Goal: Drop the pictures, then extract the listing word for word.

# Start of Information shown

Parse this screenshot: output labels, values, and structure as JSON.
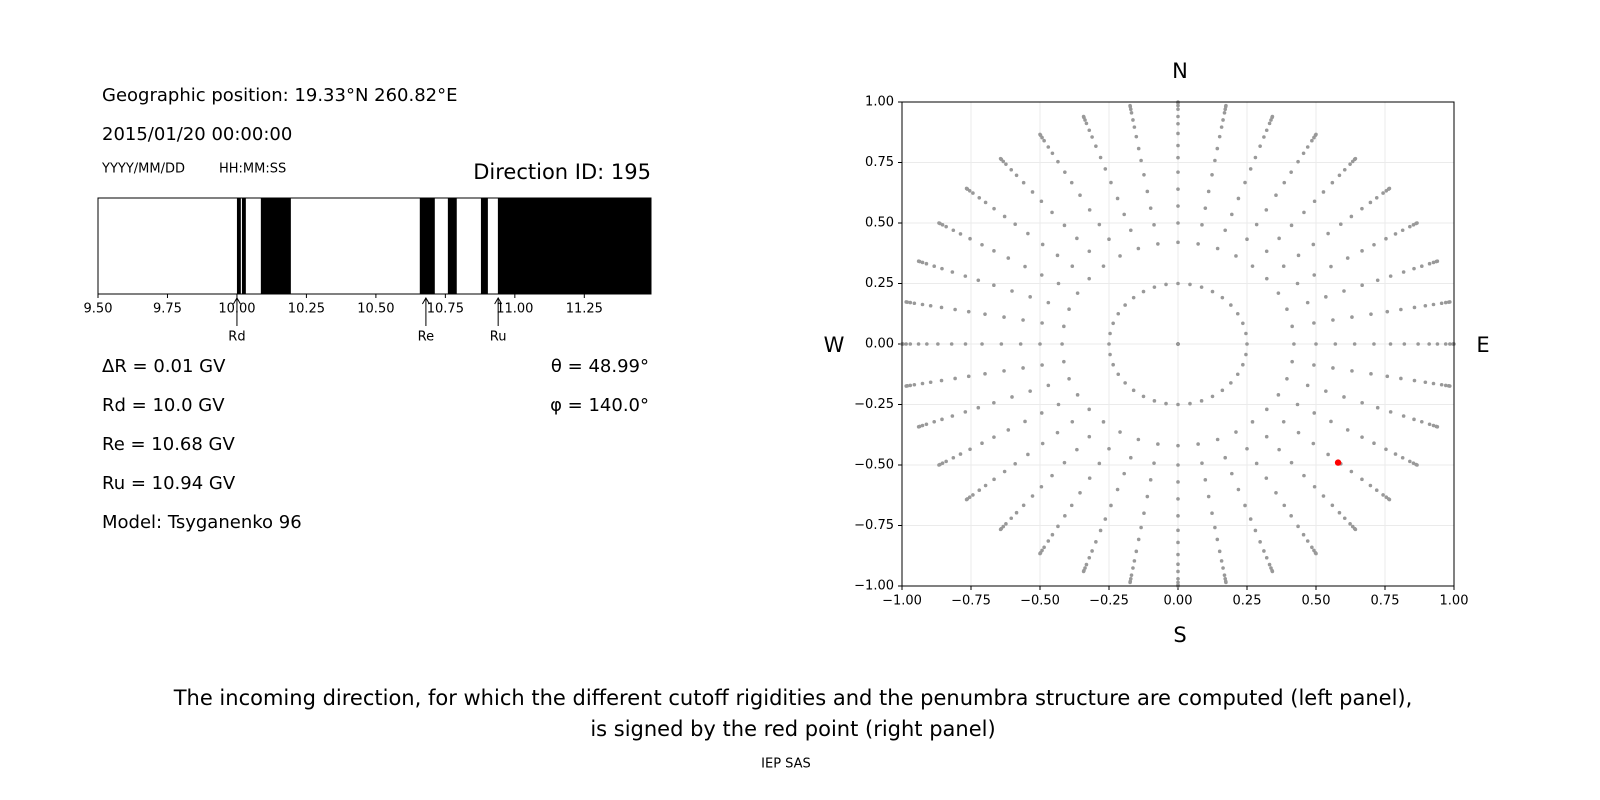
{
  "header": {
    "position": "Geographic position: 19.33°N 260.82°E",
    "datetime": "2015/01/20 00:00:00",
    "date_format": "YYYY/MM/DD",
    "time_format": "HH:MM:SS"
  },
  "chart_data": [
    {
      "type": "penumbra",
      "title": "Direction ID: 195",
      "color": "#000000",
      "xlim": [
        9.5,
        11.49
      ],
      "xticks": [
        {
          "value": 9.5,
          "label": "9.50"
        },
        {
          "value": 9.75,
          "label": "9.75"
        },
        {
          "value": 10,
          "label": "10.00"
        },
        {
          "value": 10.25,
          "label": "10.25"
        },
        {
          "value": 10.5,
          "label": "10.50"
        },
        {
          "value": 10.75,
          "label": "10.75"
        },
        {
          "value": 11,
          "label": "11.00"
        },
        {
          "value": 11.25,
          "label": "11.25"
        }
      ],
      "bands": [
        [
          10.0,
          10.014
        ],
        [
          10.018,
          10.032
        ],
        [
          10.086,
          10.194
        ],
        [
          10.658,
          10.712
        ],
        [
          10.759,
          10.791
        ],
        [
          10.878,
          10.903
        ],
        [
          10.939,
          11.49
        ]
      ],
      "markers": [
        {
          "label": "Rd",
          "value": 10.0
        },
        {
          "label": "Re",
          "value": 10.68
        },
        {
          "label": "Ru",
          "value": 10.94
        }
      ]
    },
    {
      "type": "scatter",
      "grid": true,
      "xlim": [
        -1,
        1
      ],
      "ylim": [
        -1,
        1
      ],
      "xticks": [
        {
          "value": -1,
          "label": "−1.00"
        },
        {
          "value": -0.75,
          "label": "−0.75"
        },
        {
          "value": -0.5,
          "label": "−0.50"
        },
        {
          "value": -0.25,
          "label": "−0.25"
        },
        {
          "value": 0,
          "label": "0.00"
        },
        {
          "value": 0.25,
          "label": "0.25"
        },
        {
          "value": 0.5,
          "label": "0.50"
        },
        {
          "value": 0.75,
          "label": "0.75"
        },
        {
          "value": 1,
          "label": "1.00"
        }
      ],
      "yticks": [
        {
          "value": -1,
          "label": "−1.00"
        },
        {
          "value": -0.75,
          "label": "−0.75"
        },
        {
          "value": -0.5,
          "label": "−0.50"
        },
        {
          "value": -0.25,
          "label": "−0.25"
        },
        {
          "value": 0,
          "label": "0.00"
        },
        {
          "value": 0.25,
          "label": "0.25"
        },
        {
          "value": 0.5,
          "label": "0.50"
        },
        {
          "value": 0.75,
          "label": "0.75"
        },
        {
          "value": 1,
          "label": "1.00"
        }
      ],
      "compass": {
        "north": "N",
        "south": "S",
        "west": "W",
        "east": "E"
      },
      "directions": {
        "color": "#999999",
        "azimuths": [
          0,
          10,
          20,
          30,
          40,
          50,
          60,
          70,
          80,
          90,
          100,
          110,
          120,
          130,
          140,
          150,
          160,
          170,
          180,
          190,
          200,
          210,
          220,
          230,
          240,
          250,
          260,
          270,
          280,
          290,
          300,
          310,
          320,
          330,
          340,
          350
        ],
        "radii": [
          0,
          0.25,
          0.42,
          0.5,
          0.57,
          0.64,
          0.71,
          0.77,
          0.82,
          0.87,
          0.91,
          0.94,
          0.97,
          0.985,
          0.996,
          1
        ]
      },
      "selected": {
        "color": "#ff0000",
        "x": 0.58,
        "y": -0.49
      }
    }
  ],
  "params": {
    "left": [
      "ΔR = 0.01 GV",
      "Rd = 10.0 GV",
      "Re = 10.68 GV",
      "Ru = 10.94 GV",
      "Model: Tsyganenko 96"
    ],
    "right": [
      "θ = 48.99°",
      "φ = 140.0°"
    ]
  },
  "caption": [
    "The incoming direction, for which the different cutoff rigidities and the penumbra structure are computed (left panel),",
    "is signed by the red point (right panel)"
  ],
  "footer": "IEP SAS"
}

# End of Information shown

Solution to this problem:
Parse this screenshot: output labels, values, and structure as JSON.
{
  "header": {
    "position": "Geographic position: 19.33°N 260.82°E",
    "datetime": "2015/01/20 00:00:00",
    "date_format": "YYYY/MM/DD",
    "time_format": "HH:MM:SS"
  },
  "chart_data": [
    {
      "type": "penumbra",
      "title": "Direction ID: 195",
      "color": "#000000",
      "xlim": [
        9.5,
        11.49
      ],
      "xticks": [
        {
          "value": 9.5,
          "label": "9.50"
        },
        {
          "value": 9.75,
          "label": "9.75"
        },
        {
          "value": 10,
          "label": "10.00"
        },
        {
          "value": 10.25,
          "label": "10.25"
        },
        {
          "value": 10.5,
          "label": "10.50"
        },
        {
          "value": 10.75,
          "label": "10.75"
        },
        {
          "value": 11,
          "label": "11.00"
        },
        {
          "value": 11.25,
          "label": "11.25"
        }
      ],
      "bands": [
        [
          10.0,
          10.014
        ],
        [
          10.018,
          10.032
        ],
        [
          10.086,
          10.194
        ],
        [
          10.658,
          10.712
        ],
        [
          10.759,
          10.791
        ],
        [
          10.878,
          10.903
        ],
        [
          10.939,
          11.49
        ]
      ],
      "markers": [
        {
          "label": "Rd",
          "value": 10.0
        },
        {
          "label": "Re",
          "value": 10.68
        },
        {
          "label": "Ru",
          "value": 10.94
        }
      ]
    },
    {
      "type": "scatter",
      "grid": true,
      "xlim": [
        -1,
        1
      ],
      "ylim": [
        -1,
        1
      ],
      "xticks": [
        {
          "value": -1,
          "label": "−1.00"
        },
        {
          "value": -0.75,
          "label": "−0.75"
        },
        {
          "value": -0.5,
          "label": "−0.50"
        },
        {
          "value": -0.25,
          "label": "−0.25"
        },
        {
          "value": 0,
          "label": "0.00"
        },
        {
          "value": 0.25,
          "label": "0.25"
        },
        {
          "value": 0.5,
          "label": "0.50"
        },
        {
          "value": 0.75,
          "label": "0.75"
        },
        {
          "value": 1,
          "label": "1.00"
        }
      ],
      "yticks": [
        {
          "value": -1,
          "label": "−1.00"
        },
        {
          "value": -0.75,
          "label": "−0.75"
        },
        {
          "value": -0.5,
          "label": "−0.50"
        },
        {
          "value": -0.25,
          "label": "−0.25"
        },
        {
          "value": 0,
          "label": "0.00"
        },
        {
          "value": 0.25,
          "label": "0.25"
        },
        {
          "value": 0.5,
          "label": "0.50"
        },
        {
          "value": 0.75,
          "label": "0.75"
        },
        {
          "value": 1,
          "label": "1.00"
        }
      ],
      "compass": {
        "north": "N",
        "south": "S",
        "west": "W",
        "east": "E"
      },
      "directions": {
        "color": "#999999",
        "azimuths": [
          0,
          10,
          20,
          30,
          40,
          50,
          60,
          70,
          80,
          90,
          100,
          110,
          120,
          130,
          140,
          150,
          160,
          170,
          180,
          190,
          200,
          210,
          220,
          230,
          240,
          250,
          260,
          270,
          280,
          290,
          300,
          310,
          320,
          330,
          340,
          350
        ],
        "radii": [
          0,
          0.25,
          0.42,
          0.5,
          0.57,
          0.64,
          0.71,
          0.77,
          0.82,
          0.87,
          0.91,
          0.94,
          0.97,
          0.985,
          0.996,
          1
        ]
      },
      "selected": {
        "color": "#ff0000",
        "x": 0.58,
        "y": -0.49
      }
    }
  ],
  "params": {
    "left": [
      "ΔR = 0.01 GV",
      "Rd = 10.0 GV",
      "Re = 10.68 GV",
      "Ru = 10.94 GV",
      "Model: Tsyganenko 96"
    ],
    "right": [
      "θ = 48.99°",
      "φ = 140.0°"
    ]
  },
  "caption": [
    "The incoming direction, for which the different cutoff rigidities and the penumbra structure are computed (left panel),",
    "is signed by the red point (right panel)"
  ],
  "footer": "IEP SAS"
}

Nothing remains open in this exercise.